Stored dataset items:
>>
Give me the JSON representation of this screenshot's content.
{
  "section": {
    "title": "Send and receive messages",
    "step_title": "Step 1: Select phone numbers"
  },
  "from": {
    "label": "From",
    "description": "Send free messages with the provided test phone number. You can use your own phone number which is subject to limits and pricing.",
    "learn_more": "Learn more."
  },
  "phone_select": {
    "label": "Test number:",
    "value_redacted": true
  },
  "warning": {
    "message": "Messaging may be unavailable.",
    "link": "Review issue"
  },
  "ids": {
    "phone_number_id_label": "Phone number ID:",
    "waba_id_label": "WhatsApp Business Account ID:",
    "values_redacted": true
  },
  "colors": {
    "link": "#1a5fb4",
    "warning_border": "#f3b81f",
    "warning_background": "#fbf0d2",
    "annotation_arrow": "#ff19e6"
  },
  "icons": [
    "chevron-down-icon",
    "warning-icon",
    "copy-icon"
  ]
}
<<
WHAT THE EXERCISE ASKS: Restate the whole listing exactly, leaving out nothing.

RESULT OF THIS TASK:
Give me the JSON representation of this screenshot's content.
{
  "section": {
    "title": "Send and receive messages",
    "step_title": "Step 1: Select phone numbers"
  },
  "from": {
    "label": "From",
    "description": "Send free messages with the provided test phone number. You can use your own phone number which is subject to limits and pricing.",
    "learn_more": "Learn more."
  },
  "phone_select": {
    "label": "Test number:",
    "value_redacted": true
  },
  "warning": {
    "message": "Messaging may be unavailable.",
    "link": "Review issue"
  },
  "ids": {
    "phone_number_id_label": "Phone number ID:",
    "waba_id_label": "WhatsApp Business Account ID:",
    "values_redacted": true
  },
  "colors": {
    "link": "#1a5fb4",
    "warning_border": "#f3b81f",
    "warning_background": "#fbf0d2",
    "annotation_arrow": "#ff19e6"
  },
  "icons": [
    "chevron-down-icon",
    "warning-icon",
    "copy-icon"
  ]
}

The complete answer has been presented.